> Check your understanding:
1. In the passage on Zocchi's painting, which Venetian contemporary did Antonio Morassi name as an influence on Zocchi's technique?
2. List every Italian phrase from Antonio Morassi that the passage on Zocchi's painting quotes.

But while the painting's faithful description of the city's monuments adheres very closely to the preparatory drawing, the canvas captures the reflective surface of the water in the foreground in a way the work on paper cannot. Masterfully painted with special attention to the ephemeral light illuminating the reflections in the foreground, Zocchi has endowed the view with a feeling of movement and transience. Indeed, Antonio Morassi rapturously described on the painting's “crystalline splendor” (“nitore cristallino”) and “lucid atmosphere” (“atmosfera lucida”), pointing out the “bluish-silver sky” (“cielo cilestrino-argenteo”) and diffuse, “transparent clouds like puffs of cotton wool” (“poche e trasparenti nubi e battuffoli come d'ovatta”), and noted the influence of Venetian contemporaries like Marieschi on Zocchi's technique (loc. cit.).

> Record set:
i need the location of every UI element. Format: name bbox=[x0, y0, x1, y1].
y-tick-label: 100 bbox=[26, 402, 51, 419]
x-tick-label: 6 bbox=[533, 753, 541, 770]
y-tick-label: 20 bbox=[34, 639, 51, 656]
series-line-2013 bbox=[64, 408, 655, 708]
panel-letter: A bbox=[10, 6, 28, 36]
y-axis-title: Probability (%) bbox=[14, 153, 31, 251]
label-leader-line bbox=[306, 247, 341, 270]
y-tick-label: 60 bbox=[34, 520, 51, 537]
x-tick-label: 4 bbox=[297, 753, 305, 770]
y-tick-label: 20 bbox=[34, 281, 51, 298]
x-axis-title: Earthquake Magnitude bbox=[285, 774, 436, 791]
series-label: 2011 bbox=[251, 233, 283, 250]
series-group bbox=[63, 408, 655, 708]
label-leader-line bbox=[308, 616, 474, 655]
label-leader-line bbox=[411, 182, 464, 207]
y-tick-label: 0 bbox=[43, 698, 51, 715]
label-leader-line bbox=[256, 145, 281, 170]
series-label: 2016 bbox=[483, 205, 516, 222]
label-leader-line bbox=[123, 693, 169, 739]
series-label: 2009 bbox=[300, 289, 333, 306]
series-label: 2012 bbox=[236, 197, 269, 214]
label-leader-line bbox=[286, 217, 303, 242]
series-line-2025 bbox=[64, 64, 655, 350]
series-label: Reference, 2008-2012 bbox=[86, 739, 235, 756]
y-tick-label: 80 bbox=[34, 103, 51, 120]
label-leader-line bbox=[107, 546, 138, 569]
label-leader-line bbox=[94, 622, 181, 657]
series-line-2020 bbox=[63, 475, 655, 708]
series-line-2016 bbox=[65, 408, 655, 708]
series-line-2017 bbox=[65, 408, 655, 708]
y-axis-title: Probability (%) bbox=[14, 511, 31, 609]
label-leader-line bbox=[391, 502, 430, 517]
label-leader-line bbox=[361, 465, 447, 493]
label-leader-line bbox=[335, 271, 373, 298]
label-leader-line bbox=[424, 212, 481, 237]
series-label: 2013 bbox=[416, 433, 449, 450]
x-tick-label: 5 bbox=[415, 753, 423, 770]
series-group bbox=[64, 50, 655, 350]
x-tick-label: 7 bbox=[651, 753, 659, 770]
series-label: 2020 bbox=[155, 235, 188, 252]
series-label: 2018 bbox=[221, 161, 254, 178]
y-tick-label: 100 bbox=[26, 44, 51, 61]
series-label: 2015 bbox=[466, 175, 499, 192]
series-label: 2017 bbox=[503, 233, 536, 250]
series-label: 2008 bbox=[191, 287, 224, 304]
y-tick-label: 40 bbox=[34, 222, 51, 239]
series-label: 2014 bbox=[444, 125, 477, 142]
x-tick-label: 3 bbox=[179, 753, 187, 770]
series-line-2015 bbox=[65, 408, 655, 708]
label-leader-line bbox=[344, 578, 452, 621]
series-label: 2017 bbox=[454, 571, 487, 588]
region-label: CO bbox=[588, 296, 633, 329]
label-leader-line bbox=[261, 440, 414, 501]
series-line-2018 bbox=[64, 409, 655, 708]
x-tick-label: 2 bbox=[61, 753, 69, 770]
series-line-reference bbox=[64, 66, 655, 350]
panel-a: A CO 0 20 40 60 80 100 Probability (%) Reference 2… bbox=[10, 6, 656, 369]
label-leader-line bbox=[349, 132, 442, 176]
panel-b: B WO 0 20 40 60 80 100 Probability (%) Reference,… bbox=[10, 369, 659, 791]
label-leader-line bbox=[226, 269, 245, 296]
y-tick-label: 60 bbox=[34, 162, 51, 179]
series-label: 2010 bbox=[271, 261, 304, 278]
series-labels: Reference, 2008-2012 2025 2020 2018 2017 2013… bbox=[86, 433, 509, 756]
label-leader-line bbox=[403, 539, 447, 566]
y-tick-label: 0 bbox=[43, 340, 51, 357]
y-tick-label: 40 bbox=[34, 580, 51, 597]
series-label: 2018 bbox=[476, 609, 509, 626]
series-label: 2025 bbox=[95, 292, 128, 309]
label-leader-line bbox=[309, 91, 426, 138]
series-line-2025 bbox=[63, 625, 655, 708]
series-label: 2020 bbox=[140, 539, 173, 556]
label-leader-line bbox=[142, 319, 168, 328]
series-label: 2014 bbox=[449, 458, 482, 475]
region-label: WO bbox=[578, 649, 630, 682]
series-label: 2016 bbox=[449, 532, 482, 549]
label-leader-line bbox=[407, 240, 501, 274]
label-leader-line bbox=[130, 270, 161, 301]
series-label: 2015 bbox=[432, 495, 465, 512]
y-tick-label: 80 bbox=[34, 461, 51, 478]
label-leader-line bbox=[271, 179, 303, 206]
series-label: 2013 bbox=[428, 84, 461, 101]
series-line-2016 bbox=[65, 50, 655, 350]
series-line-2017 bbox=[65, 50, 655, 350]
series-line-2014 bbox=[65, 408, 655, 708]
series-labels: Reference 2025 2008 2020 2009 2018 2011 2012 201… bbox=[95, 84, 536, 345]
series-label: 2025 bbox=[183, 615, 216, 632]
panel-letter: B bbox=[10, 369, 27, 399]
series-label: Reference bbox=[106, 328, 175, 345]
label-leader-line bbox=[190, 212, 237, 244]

> Answers below:
1. Marieschi

2.
- "nitore cristallino"
- "atmosfera lucida"
- "cielo cilestrino-argenteo"
- "poche e trasparenti nubi e battuffoli come d'ovatta"